- [Exercise aim] Select from the records below every line that has the word "King" in it.

## BEGIN

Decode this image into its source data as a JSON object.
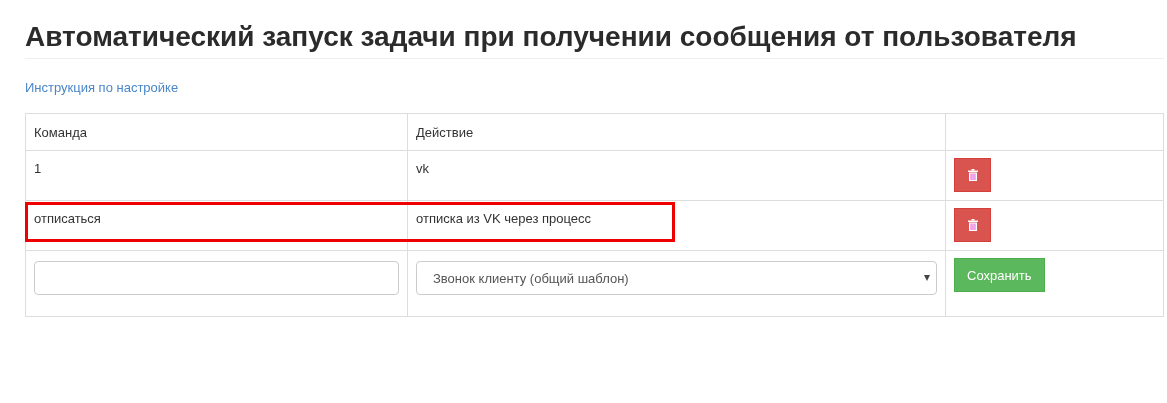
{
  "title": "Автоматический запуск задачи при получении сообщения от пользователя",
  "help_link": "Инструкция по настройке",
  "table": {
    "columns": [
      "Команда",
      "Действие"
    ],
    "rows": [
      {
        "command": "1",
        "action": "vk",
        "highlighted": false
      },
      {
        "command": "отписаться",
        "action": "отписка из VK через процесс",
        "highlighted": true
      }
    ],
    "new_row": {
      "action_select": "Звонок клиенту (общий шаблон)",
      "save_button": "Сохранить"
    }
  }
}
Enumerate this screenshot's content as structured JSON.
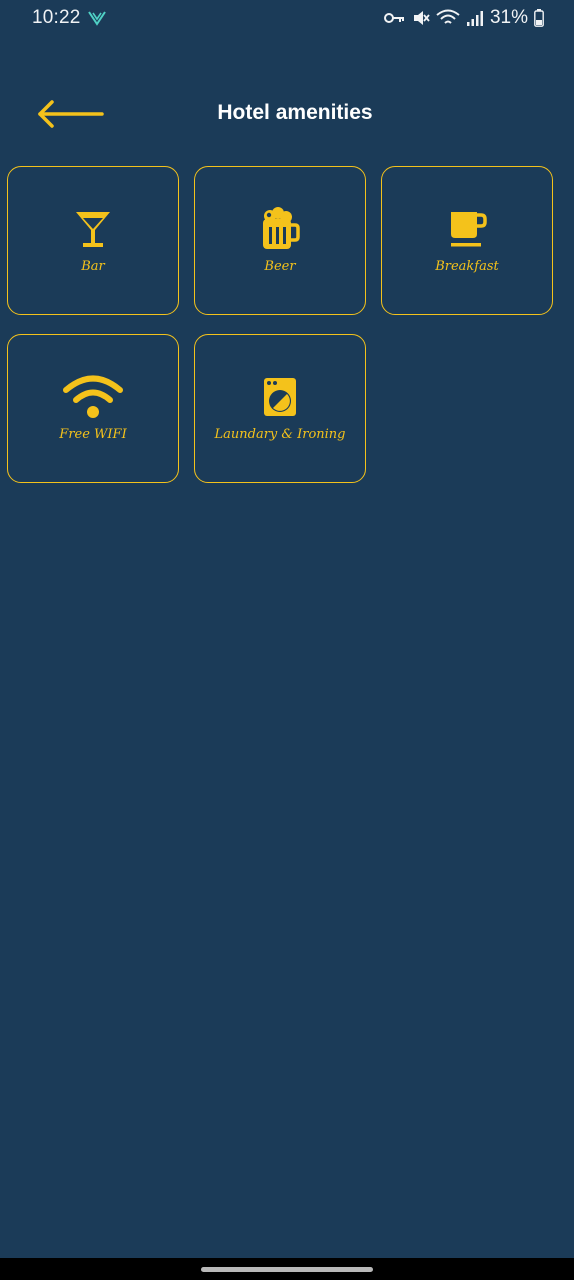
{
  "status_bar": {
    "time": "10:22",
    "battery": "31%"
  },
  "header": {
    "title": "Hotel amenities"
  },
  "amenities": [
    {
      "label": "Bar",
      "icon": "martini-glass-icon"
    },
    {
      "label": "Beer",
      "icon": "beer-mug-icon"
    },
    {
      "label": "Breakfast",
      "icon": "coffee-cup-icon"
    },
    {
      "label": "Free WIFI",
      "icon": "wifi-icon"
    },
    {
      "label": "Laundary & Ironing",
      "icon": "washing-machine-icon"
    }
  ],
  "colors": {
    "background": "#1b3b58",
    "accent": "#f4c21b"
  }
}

## END
## BEGIN

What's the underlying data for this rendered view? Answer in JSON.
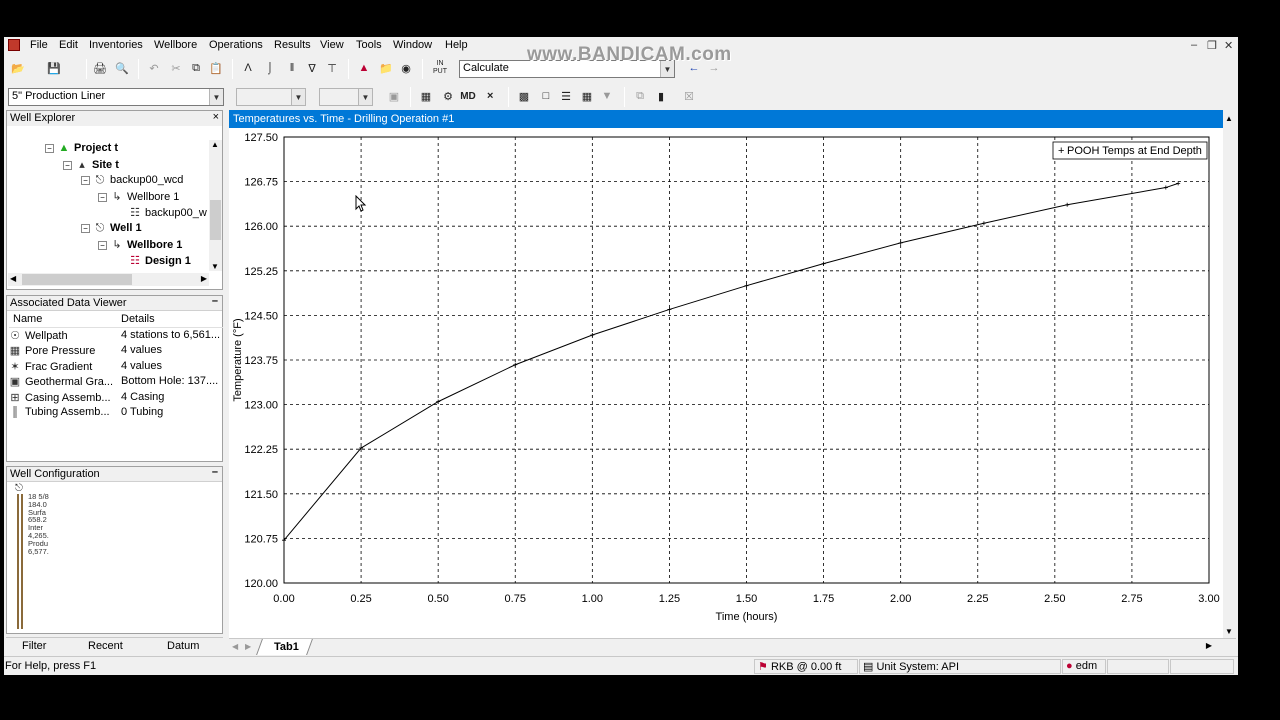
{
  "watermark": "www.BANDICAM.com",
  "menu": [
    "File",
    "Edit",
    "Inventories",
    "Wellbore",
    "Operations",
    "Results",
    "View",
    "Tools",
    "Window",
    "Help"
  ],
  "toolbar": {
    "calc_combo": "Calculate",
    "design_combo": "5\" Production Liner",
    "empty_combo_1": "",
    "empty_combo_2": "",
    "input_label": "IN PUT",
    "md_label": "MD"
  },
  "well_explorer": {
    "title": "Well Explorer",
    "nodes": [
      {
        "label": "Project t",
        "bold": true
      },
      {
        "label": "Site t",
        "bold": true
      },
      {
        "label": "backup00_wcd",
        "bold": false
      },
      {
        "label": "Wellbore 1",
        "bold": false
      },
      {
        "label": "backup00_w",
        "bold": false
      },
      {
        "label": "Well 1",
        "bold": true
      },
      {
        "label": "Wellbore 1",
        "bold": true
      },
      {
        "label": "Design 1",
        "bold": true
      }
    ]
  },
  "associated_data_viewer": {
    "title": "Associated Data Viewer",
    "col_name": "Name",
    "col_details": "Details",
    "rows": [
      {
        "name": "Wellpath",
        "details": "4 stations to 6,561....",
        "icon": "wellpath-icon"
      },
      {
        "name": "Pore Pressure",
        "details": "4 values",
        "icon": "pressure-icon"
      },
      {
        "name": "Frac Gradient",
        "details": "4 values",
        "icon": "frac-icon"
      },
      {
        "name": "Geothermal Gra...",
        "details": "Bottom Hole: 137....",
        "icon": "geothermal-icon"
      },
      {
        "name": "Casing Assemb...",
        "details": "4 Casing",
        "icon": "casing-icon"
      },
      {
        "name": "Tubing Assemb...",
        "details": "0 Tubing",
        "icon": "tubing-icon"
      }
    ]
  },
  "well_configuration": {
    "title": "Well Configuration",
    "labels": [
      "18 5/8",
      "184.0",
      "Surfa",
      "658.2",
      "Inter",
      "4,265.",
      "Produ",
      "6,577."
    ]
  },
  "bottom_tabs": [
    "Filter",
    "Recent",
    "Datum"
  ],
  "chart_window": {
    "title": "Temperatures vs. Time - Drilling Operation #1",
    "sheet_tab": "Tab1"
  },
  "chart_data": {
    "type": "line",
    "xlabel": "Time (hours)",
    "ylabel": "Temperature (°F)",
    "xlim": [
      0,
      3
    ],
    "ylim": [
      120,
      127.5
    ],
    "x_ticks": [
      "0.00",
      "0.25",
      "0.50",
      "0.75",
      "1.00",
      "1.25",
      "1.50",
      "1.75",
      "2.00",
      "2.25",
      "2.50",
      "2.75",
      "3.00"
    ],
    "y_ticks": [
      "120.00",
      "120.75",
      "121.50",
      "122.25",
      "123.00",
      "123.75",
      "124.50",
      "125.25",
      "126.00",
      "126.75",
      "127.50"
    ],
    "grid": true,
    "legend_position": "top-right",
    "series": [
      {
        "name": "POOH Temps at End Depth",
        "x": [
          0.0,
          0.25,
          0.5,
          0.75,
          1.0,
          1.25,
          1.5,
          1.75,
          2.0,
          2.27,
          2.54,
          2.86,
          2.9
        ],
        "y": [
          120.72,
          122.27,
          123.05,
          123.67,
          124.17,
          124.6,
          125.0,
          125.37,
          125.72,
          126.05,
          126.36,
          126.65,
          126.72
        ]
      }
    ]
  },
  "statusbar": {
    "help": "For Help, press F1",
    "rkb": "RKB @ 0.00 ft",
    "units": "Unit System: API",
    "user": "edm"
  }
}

## END
## BEGIN

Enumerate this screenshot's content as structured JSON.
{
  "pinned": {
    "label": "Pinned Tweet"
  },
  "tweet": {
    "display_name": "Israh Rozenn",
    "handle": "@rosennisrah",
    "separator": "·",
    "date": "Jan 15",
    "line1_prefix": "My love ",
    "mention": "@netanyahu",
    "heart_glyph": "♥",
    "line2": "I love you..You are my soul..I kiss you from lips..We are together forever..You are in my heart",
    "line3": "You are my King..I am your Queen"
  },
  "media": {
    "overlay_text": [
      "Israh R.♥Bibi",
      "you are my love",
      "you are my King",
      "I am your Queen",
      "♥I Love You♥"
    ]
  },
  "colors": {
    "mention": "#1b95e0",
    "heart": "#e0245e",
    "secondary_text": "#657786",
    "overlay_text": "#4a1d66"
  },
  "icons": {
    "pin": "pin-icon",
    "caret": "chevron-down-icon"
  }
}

## END

- [Solution to this exercise]
    "line3": "You are my King..I am your Queen"
      "you are my King",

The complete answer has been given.